> [Work required]: Collect every line of the records below that contains the word "content".

> [Entries provided]:
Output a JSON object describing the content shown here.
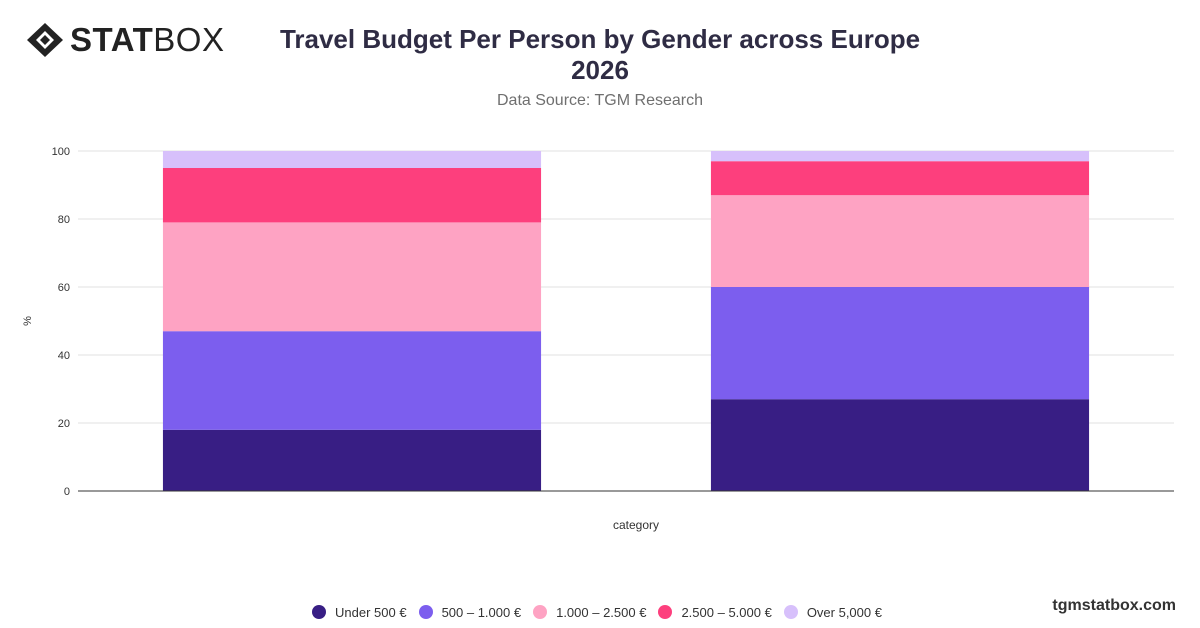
{
  "brand": {
    "logo_bold": "STAT",
    "logo_thin": "BOX",
    "url": "tgmstatbox.com"
  },
  "header": {
    "title_line1": "Travel Budget Per Person by Gender across Europe",
    "title_line2": "2026",
    "subtitle": "Data Source: TGM Research"
  },
  "chart_data": {
    "type": "bar",
    "stacked": true,
    "categories": [
      "",
      ""
    ],
    "xlabel": "category",
    "ylabel": "%",
    "ylim": [
      0,
      100
    ],
    "yticks": [
      0,
      20,
      40,
      60,
      80,
      100
    ],
    "grid": true,
    "legend_position": "bottom",
    "series": [
      {
        "name": "Under 500 €",
        "color": "#381e84",
        "values": [
          18,
          27
        ]
      },
      {
        "name": "500 – 1.000 €",
        "color": "#7c5eee",
        "values": [
          29,
          33
        ]
      },
      {
        "name": "1.000 – 2.500 €",
        "color": "#fea3c3",
        "values": [
          32,
          27
        ]
      },
      {
        "name": "2.500 – 5.000 €",
        "color": "#fd3f7d",
        "values": [
          16,
          10
        ]
      },
      {
        "name": "Over 5,000 €",
        "color": "#d7c0fb",
        "values": [
          5,
          3
        ]
      }
    ]
  }
}
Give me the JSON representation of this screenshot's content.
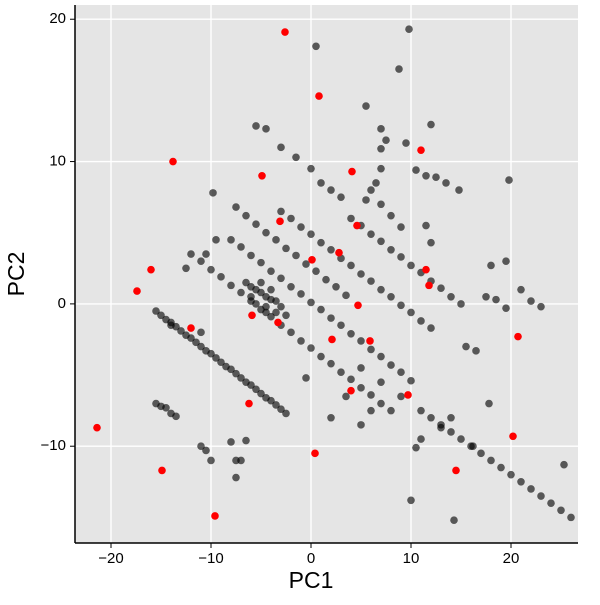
{
  "chart_data": {
    "type": "scatter",
    "x_label": "PC1",
    "y_label": "PC2",
    "xlim": [
      -23.6,
      26.7
    ],
    "ylim": [
      -16.8,
      21.0
    ],
    "xticks": [
      {
        "value": -20,
        "label": "−20"
      },
      {
        "value": -10,
        "label": "−10"
      },
      0,
      10,
      20
    ],
    "yticks": [
      {
        "value": -10,
        "label": "−10"
      },
      0,
      10,
      20
    ],
    "grid": true,
    "series": [
      {
        "color": "rgba(0,0,0,0.62)",
        "x": [
          -15.5,
          -15,
          -14.5,
          -14,
          -13.5,
          -13,
          -12.5,
          -12,
          -11.5,
          -11,
          -10.5,
          -10,
          -9.5,
          -9,
          -8.5,
          -8,
          -7.5,
          -7,
          -6.5,
          -6,
          -5.5,
          -5,
          -4.5,
          -4,
          -3.5,
          -3,
          -2.5,
          -12,
          -11,
          -10,
          -9,
          -8,
          -7,
          -6,
          -5.5,
          -5,
          -4.5,
          -4,
          -3,
          -2,
          -1,
          0,
          1,
          2,
          3,
          4,
          5,
          6,
          7,
          8,
          -6,
          -5.5,
          -5,
          -4.5,
          -4,
          -6.5,
          -3.5,
          -5,
          -4,
          -3,
          -6,
          -4.5,
          -3.5,
          -2.5,
          -8,
          -7,
          -6,
          -5,
          -4,
          -3,
          -2,
          -1,
          0,
          1,
          2,
          3,
          4,
          5,
          6,
          7,
          8,
          9,
          10,
          -3,
          -2,
          -1,
          0,
          1,
          2,
          3,
          4,
          5,
          6,
          7,
          8,
          9,
          10,
          11,
          12,
          -7.5,
          -6.5,
          -5.5,
          -4.5,
          -3.5,
          -2.5,
          -1.5,
          -0.5,
          0.5,
          1.5,
          2.5,
          3.5,
          4,
          5,
          6,
          7,
          8,
          9,
          10,
          11,
          12,
          13,
          14,
          15,
          5,
          7,
          9,
          11,
          12,
          13,
          14,
          15,
          16,
          17,
          18,
          19,
          20,
          21,
          22,
          23,
          24,
          25,
          26,
          -5.5,
          -4.5,
          -3,
          -1.5,
          0,
          1,
          2,
          3,
          5.5,
          7,
          7.5,
          9.5,
          12,
          9.8,
          8.8,
          0.5,
          7,
          7,
          6.5,
          10.5,
          11.5,
          12.5,
          13.5,
          14.8,
          6,
          5.5,
          7,
          8,
          9,
          11.5,
          12,
          19.8,
          19.5,
          18,
          17.5,
          18.5,
          21,
          22,
          23,
          19.5,
          15.5,
          16.5,
          17.8,
          25.3,
          16.2,
          13,
          14,
          11,
          -9.8,
          -9.5,
          -10.5,
          -12.5,
          -11,
          -14,
          -15.5,
          -15,
          -14.5,
          -14,
          -13.5,
          -11,
          -10.5,
          -10,
          -7.5,
          -7,
          -7.5,
          -6.5,
          -0.5,
          3.5,
          6,
          10.5,
          10,
          14.3,
          5,
          2,
          -8
        ],
        "values": [
          -0.5,
          -0.8,
          -1.1,
          -1.3,
          -1.6,
          -1.9,
          -2.2,
          -2.4,
          -2.7,
          -3.0,
          -3.3,
          -3.5,
          -3.8,
          -4.1,
          -4.4,
          -4.6,
          -4.9,
          -5.2,
          -5.5,
          -5.7,
          -6.0,
          -6.3,
          -6.6,
          -6.8,
          -7.1,
          -7.4,
          -7.7,
          3.5,
          3.0,
          2.4,
          1.9,
          1.3,
          0.8,
          0.2,
          0,
          -0.4,
          -0.6,
          -0.9,
          -1.5,
          -2.0,
          -2.6,
          -3.1,
          -3.7,
          -4.2,
          -4.8,
          -5.3,
          -5.9,
          -6.4,
          -7.0,
          -7.5,
          1.2,
          1.0,
          0.8,
          0.5,
          0.3,
          1.5,
          0.2,
          1.5,
          1.0,
          -0.2,
          0.5,
          -0.2,
          -0.6,
          -0.8,
          4.5,
          4.0,
          3.4,
          2.9,
          2.3,
          1.8,
          1.2,
          0.7,
          0.1,
          -0.4,
          -1.0,
          -1.5,
          -2.1,
          -2.6,
          -3.2,
          -3.7,
          -4.3,
          -4.8,
          -5.4,
          6.5,
          6.0,
          5.4,
          4.9,
          4.3,
          3.8,
          3.2,
          2.7,
          2.1,
          1.6,
          1.0,
          0.5,
          -0.1,
          -0.6,
          -1.2,
          -1.7,
          6.8,
          6.2,
          5.6,
          5.0,
          4.5,
          3.9,
          3.4,
          2.8,
          2.3,
          1.7,
          1.2,
          0.6,
          6.0,
          5.5,
          4.9,
          4.4,
          3.8,
          3.3,
          2.7,
          2.2,
          1.6,
          1.1,
          0.5,
          0.0,
          -4.5,
          -5.5,
          -6.5,
          -7.5,
          -8.0,
          -8.5,
          -9.0,
          -9.5,
          -10.0,
          -10.5,
          -11.0,
          -11.5,
          -12.0,
          -12.5,
          -13.0,
          -13.5,
          -14.0,
          -14.5,
          -15.0,
          12.5,
          12.3,
          11,
          10.3,
          9.5,
          8.5,
          8,
          7.5,
          13.9,
          12.3,
          11.5,
          11.3,
          12.6,
          19.3,
          16.5,
          18.1,
          10.9,
          9.5,
          8.5,
          9.4,
          9,
          8.9,
          8.5,
          8,
          8,
          7.3,
          7,
          6.2,
          5.4,
          5.5,
          4.3,
          8.7,
          3,
          2.7,
          0.5,
          0.3,
          1,
          0.2,
          -0.2,
          -0.3,
          -3,
          -3.3,
          -7,
          -11.3,
          -10,
          -8.7,
          -8,
          -9.5,
          7.8,
          4.5,
          3.5,
          2.5,
          -2,
          -1.5,
          -7,
          -7.2,
          -7.3,
          -7.7,
          -7.9,
          -10,
          -10.3,
          -11,
          -11,
          -11,
          -12.2,
          -9.6,
          -5.2,
          -6.5,
          -7.5,
          -10.1,
          -13.8,
          -15.2,
          -8.5,
          -8,
          -9.7
        ]
      },
      {
        "color": "#ff0000",
        "x": [
          -2.6,
          0.8,
          -13.8,
          -4.9,
          11.0,
          4.1,
          -3.1,
          4.6,
          -16.0,
          0.1,
          2.8,
          -17.4,
          11.5,
          11.8,
          4.7,
          -12.0,
          -5.9,
          -3.3,
          2.1,
          5.9,
          20.7,
          -6.2,
          4.0,
          9.7,
          -21.4,
          20.2,
          0.4,
          -14.9,
          14.5,
          -9.6
        ],
        "values": [
          19.1,
          14.6,
          10.0,
          9.0,
          10.8,
          9.3,
          5.8,
          5.5,
          2.4,
          3.1,
          3.6,
          0.9,
          2.4,
          1.3,
          -0.1,
          -1.7,
          -0.8,
          -1.3,
          -2.5,
          -2.6,
          -2.3,
          -7.0,
          -6.1,
          -6.4,
          -8.7,
          -9.3,
          -10.5,
          -11.7,
          -11.7,
          -14.9
        ]
      }
    ]
  }
}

> [Exercise result]:
Output a JSON object describing the content shown here.
Give me the JSON representation of this screenshot's content.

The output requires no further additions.